— YOUR GOAL —
Give back the full listing verbatim, apart from its images.

— EXERCISE MATERIALS —
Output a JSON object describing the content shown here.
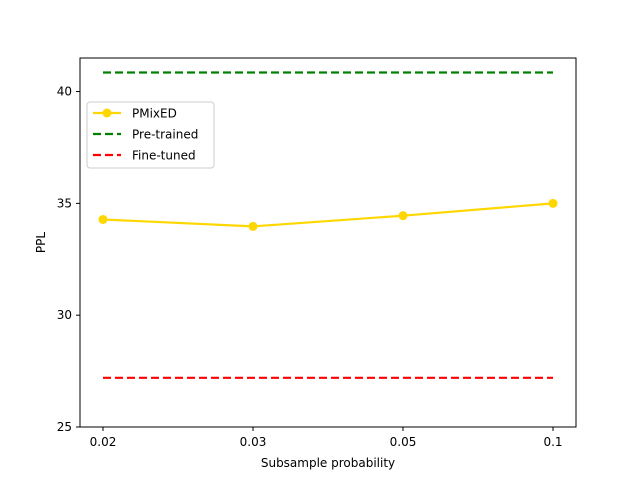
{
  "chart_data": {
    "type": "line",
    "title": "",
    "xlabel": "Subsample probability",
    "ylabel": "PPL",
    "categories": [
      "0.02",
      "0.03",
      "0.05",
      "0.1"
    ],
    "ylim": [
      25,
      41.5
    ],
    "yticks": [
      25,
      30,
      35,
      40
    ],
    "grid": false,
    "legend_position": "upper-left",
    "series": [
      {
        "name": "PMixED",
        "values": [
          34.28,
          33.97,
          34.45,
          35.0
        ],
        "color": "#FFD700",
        "style": "solid",
        "marker": "circle"
      },
      {
        "name": "Pre-trained",
        "values": [
          40.85,
          40.85,
          40.85,
          40.85
        ],
        "color": "#008000",
        "style": "dashed",
        "marker": "none"
      },
      {
        "name": "Fine-tuned",
        "values": [
          27.2,
          27.2,
          27.2,
          27.2
        ],
        "color": "#FF0000",
        "style": "dashed",
        "marker": "none"
      }
    ]
  }
}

— IN RESPONSE —
Output a JSON object describing the content shown here.
{
  "chart_data": {
    "type": "line",
    "title": "",
    "xlabel": "Subsample probability",
    "ylabel": "PPL",
    "categories": [
      "0.02",
      "0.03",
      "0.05",
      "0.1"
    ],
    "ylim": [
      25,
      41.5
    ],
    "yticks": [
      25,
      30,
      35,
      40
    ],
    "grid": false,
    "legend_position": "upper-left",
    "series": [
      {
        "name": "PMixED",
        "values": [
          34.28,
          33.97,
          34.45,
          35.0
        ],
        "color": "#FFD700",
        "style": "solid",
        "marker": "circle"
      },
      {
        "name": "Pre-trained",
        "values": [
          40.85,
          40.85,
          40.85,
          40.85
        ],
        "color": "#008000",
        "style": "dashed",
        "marker": "none"
      },
      {
        "name": "Fine-tuned",
        "values": [
          27.2,
          27.2,
          27.2,
          27.2
        ],
        "color": "#FF0000",
        "style": "dashed",
        "marker": "none"
      }
    ]
  }
}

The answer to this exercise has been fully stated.